What the exercise asks: Can you transcribe every line exactly and leave the pictures behind?

Material for this task:
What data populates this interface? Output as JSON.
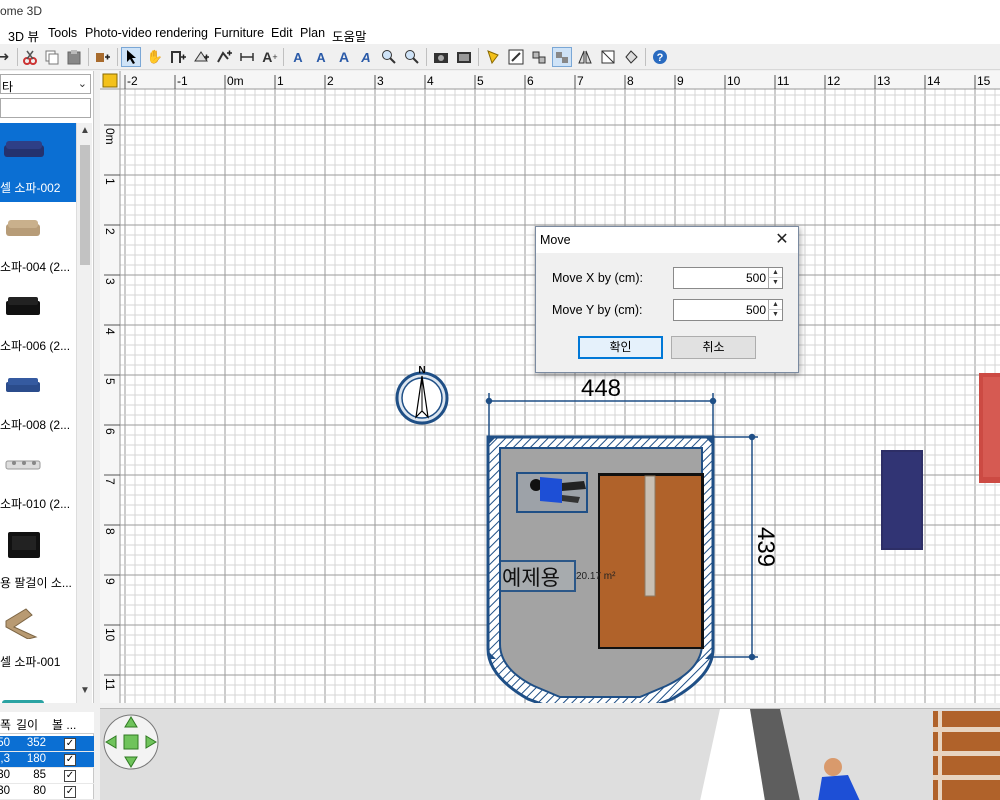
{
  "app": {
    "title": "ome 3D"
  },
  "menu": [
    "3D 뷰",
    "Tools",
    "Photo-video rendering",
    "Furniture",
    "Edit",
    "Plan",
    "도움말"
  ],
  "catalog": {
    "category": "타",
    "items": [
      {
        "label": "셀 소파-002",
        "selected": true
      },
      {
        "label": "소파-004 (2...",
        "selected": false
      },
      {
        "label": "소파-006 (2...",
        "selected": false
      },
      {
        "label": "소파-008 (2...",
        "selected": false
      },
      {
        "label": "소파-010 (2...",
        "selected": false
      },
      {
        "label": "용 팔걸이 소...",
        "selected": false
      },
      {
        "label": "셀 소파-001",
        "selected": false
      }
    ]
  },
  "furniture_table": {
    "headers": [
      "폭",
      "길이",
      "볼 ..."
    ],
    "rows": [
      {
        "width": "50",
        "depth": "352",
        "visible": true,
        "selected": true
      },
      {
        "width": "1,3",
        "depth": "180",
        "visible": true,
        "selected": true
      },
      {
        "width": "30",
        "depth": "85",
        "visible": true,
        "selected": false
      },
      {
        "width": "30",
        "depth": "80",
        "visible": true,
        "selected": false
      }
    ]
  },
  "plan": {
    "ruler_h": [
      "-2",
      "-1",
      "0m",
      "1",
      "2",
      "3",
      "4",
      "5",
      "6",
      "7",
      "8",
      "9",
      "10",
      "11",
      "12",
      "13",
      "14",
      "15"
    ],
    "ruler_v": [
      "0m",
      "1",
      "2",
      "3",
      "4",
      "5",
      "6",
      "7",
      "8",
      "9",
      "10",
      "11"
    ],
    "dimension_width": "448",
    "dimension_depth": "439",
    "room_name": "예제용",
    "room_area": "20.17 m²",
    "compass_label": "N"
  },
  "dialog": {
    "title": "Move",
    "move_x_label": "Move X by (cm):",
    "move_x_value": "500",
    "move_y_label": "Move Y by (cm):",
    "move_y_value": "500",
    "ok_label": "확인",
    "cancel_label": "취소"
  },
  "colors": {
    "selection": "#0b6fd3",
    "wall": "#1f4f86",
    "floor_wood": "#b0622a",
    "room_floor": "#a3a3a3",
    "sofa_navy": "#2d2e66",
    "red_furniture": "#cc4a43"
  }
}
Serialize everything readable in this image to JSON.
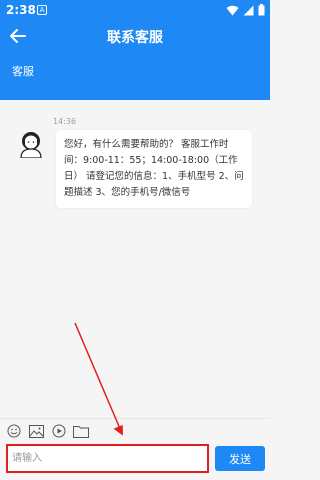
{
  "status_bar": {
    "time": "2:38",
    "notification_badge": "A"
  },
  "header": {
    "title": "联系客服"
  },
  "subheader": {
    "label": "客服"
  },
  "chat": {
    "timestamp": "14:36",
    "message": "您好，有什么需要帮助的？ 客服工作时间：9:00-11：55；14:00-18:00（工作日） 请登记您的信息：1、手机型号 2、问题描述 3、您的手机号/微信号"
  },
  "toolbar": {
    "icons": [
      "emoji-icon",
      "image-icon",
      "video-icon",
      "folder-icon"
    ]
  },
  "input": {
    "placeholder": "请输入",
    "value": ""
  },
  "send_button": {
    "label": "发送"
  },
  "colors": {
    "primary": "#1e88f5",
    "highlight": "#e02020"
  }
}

Completed task:
What data populates this interface? Output as JSON.
{
  "app": {
    "title": "ome 3D"
  },
  "menu": [
    "3D 뷰",
    "Tools",
    "Photo-video rendering",
    "Furniture",
    "Edit",
    "Plan",
    "도움말"
  ],
  "catalog": {
    "category": "타",
    "items": [
      {
        "label": "셀 소파-002",
        "selected": true
      },
      {
        "label": "소파-004 (2...",
        "selected": false
      },
      {
        "label": "소파-006 (2...",
        "selected": false
      },
      {
        "label": "소파-008 (2...",
        "selected": false
      },
      {
        "label": "소파-010 (2...",
        "selected": false
      },
      {
        "label": "용 팔걸이 소...",
        "selected": false
      },
      {
        "label": "셀 소파-001",
        "selected": false
      }
    ]
  },
  "furniture_table": {
    "headers": [
      "폭",
      "길이",
      "볼 ..."
    ],
    "rows": [
      {
        "width": "50",
        "depth": "352",
        "visible": true,
        "selected": true
      },
      {
        "width": "1,3",
        "depth": "180",
        "visible": true,
        "selected": true
      },
      {
        "width": "30",
        "depth": "85",
        "visible": true,
        "selected": false
      },
      {
        "width": "30",
        "depth": "80",
        "visible": true,
        "selected": false
      }
    ]
  },
  "plan": {
    "ruler_h": [
      "-2",
      "-1",
      "0m",
      "1",
      "2",
      "3",
      "4",
      "5",
      "6",
      "7",
      "8",
      "9",
      "10",
      "11",
      "12",
      "13",
      "14",
      "15"
    ],
    "ruler_v": [
      "0m",
      "1",
      "2",
      "3",
      "4",
      "5",
      "6",
      "7",
      "8",
      "9",
      "10",
      "11"
    ],
    "dimension_width": "448",
    "dimension_depth": "439",
    "room_name": "예제용",
    "room_area": "20.17 m²",
    "compass_label": "N"
  },
  "dialog": {
    "title": "Move",
    "move_x_label": "Move X by (cm):",
    "move_x_value": "500",
    "move_y_label": "Move Y by (cm):",
    "move_y_value": "500",
    "ok_label": "확인",
    "cancel_label": "취소"
  },
  "colors": {
    "selection": "#0b6fd3",
    "wall": "#1f4f86",
    "floor_wood": "#b0622a",
    "room_floor": "#a3a3a3",
    "sofa_navy": "#2d2e66",
    "red_furniture": "#cc4a43"
  }
}
Serialize everything readable in this image to JSON.
{
  "status_bar": {
    "time": "2:38",
    "notification_badge": "A"
  },
  "header": {
    "title": "联系客服"
  },
  "subheader": {
    "label": "客服"
  },
  "chat": {
    "timestamp": "14:36",
    "message": "您好，有什么需要帮助的？ 客服工作时间：9:00-11：55；14:00-18:00（工作日） 请登记您的信息：1、手机型号 2、问题描述 3、您的手机号/微信号"
  },
  "toolbar": {
    "icons": [
      "emoji-icon",
      "image-icon",
      "video-icon",
      "folder-icon"
    ]
  },
  "input": {
    "placeholder": "请输入",
    "value": ""
  },
  "send_button": {
    "label": "发送"
  },
  "colors": {
    "primary": "#1e88f5",
    "highlight": "#e02020"
  }
}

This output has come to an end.